BRIEF: Within this material, how many lines have the string "Traditional" in them? The answer is a number, with nothing added.

•••••

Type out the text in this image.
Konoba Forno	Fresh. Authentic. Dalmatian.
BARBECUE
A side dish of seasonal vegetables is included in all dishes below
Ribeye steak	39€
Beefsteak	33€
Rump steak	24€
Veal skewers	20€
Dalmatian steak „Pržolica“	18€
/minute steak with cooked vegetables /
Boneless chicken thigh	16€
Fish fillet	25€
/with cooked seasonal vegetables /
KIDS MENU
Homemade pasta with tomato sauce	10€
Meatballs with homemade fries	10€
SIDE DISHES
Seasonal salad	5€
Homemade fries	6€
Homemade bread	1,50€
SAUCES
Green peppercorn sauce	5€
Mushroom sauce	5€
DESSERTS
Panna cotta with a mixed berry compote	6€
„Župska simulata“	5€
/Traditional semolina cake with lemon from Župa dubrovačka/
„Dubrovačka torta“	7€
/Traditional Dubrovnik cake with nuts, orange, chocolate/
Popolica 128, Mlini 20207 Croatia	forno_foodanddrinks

•••••

FINAL ANSWER: 2